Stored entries
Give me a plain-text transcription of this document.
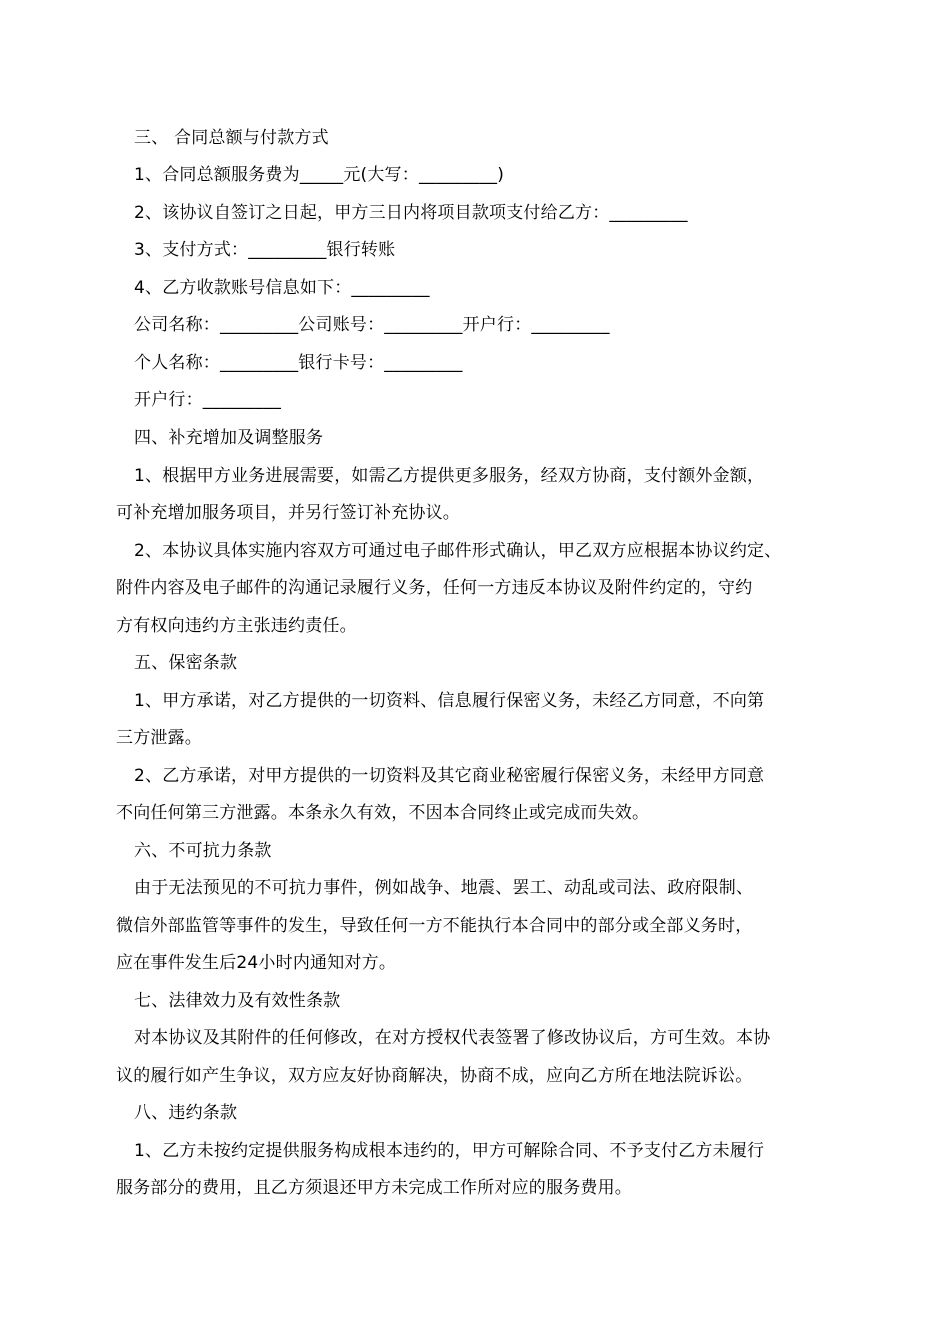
三、 合同总额与付款方式
1、合同总额服务费为_____元(大写：_________)
2、该协议自签订之日起，甲方三日内将项目款项支付给乙方：_________
3、支付方式：_________银行转账
4、乙方收款账号信息如下：_________
公司名称：_________公司账号：_________开户行：_________
个人名称：_________银行卡号：_________
开户行：_________
四、补充增加及调整服务
1、根据甲方业务进展需要，如需乙方提供更多服务，经双方协商，支付额外金额，
可补充增加服务项目，并另行签订补充协议。
2、本协议具体实施内容双方可通过电子邮件形式确认，甲乙双方应根据本协议约定、
附件内容及电子邮件的沟通记录履行义务，任何一方违反本协议及附件约定的，守约
方有权向违约方主张违约责任。
五、保密条款
1、甲方承诺，对乙方提供的一切资料、信息履行保密义务，未经乙方同意，不向第
三方泄露。
2、乙方承诺，对甲方提供的一切资料及其它商业秘密履行保密义务，未经甲方同意
不向任何第三方泄露。本条永久有效，不因本合同终止或完成而失效。
六、不可抗力条款
由于无法预见的不可抗力事件，例如战争、地震、罢工、动乱或司法、政府限制、
微信外部监管等事件的发生，导致任何一方不能执行本合同中的部分或全部义务时，
应在事件发生后24小时内通知对方。
七、法律效力及有效性条款
对本协议及其附件的任何修改，在对方授权代表签署了修改协议后，方可生效。本协
议的履行如产生争议，双方应友好协商解决，协商不成，应向乙方所在地法院诉讼。
八、违约条款
1、乙方未按约定提供服务构成根本违约的，甲方可解除合同、不予支付乙方未履行
服务部分的费用，且乙方须退还甲方未完成工作所对应的服务费用。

AIM OF THE TASK:
Transcribe every entry above exactly. Omit all pictures.

TASK OUTPUT:
Give me a plain-text transcription of this document.
三、 合同总额与付款方式
1、合同总额服务费为_____元(大写：_________)
2、该协议自签订之日起，甲方三日内将项目款项支付给乙方：_________
3、支付方式：_________银行转账
4、乙方收款账号信息如下：_________
公司名称：_________公司账号：_________开户行：_________
个人名称：_________银行卡号：_________
开户行：_________
四、补充增加及调整服务
1、根据甲方业务进展需要，如需乙方提供更多服务，经双方协商，支付额外金额，
可补充增加服务项目，并另行签订补充协议。
2、本协议具体实施内容双方可通过电子邮件形式确认，甲乙双方应根据本协议约定、
附件内容及电子邮件的沟通记录履行义务，任何一方违反本协议及附件约定的，守约
方有权向违约方主张违约责任。
五、保密条款
1、甲方承诺，对乙方提供的一切资料、信息履行保密义务，未经乙方同意，不向第
三方泄露。
2、乙方承诺，对甲方提供的一切资料及其它商业秘密履行保密义务，未经甲方同意
不向任何第三方泄露。本条永久有效，不因本合同终止或完成而失效。
六、不可抗力条款
由于无法预见的不可抗力事件，例如战争、地震、罢工、动乱或司法、政府限制、
微信外部监管等事件的发生，导致任何一方不能执行本合同中的部分或全部义务时，
应在事件发生后24小时内通知对方。
七、法律效力及有效性条款
对本协议及其附件的任何修改，在对方授权代表签署了修改协议后，方可生效。本协
议的履行如产生争议，双方应友好协商解决，协商不成，应向乙方所在地法院诉讼。
八、违约条款
1、乙方未按约定提供服务构成根本违约的，甲方可解除合同、不予支付乙方未履行
服务部分的费用，且乙方须退还甲方未完成工作所对应的服务费用。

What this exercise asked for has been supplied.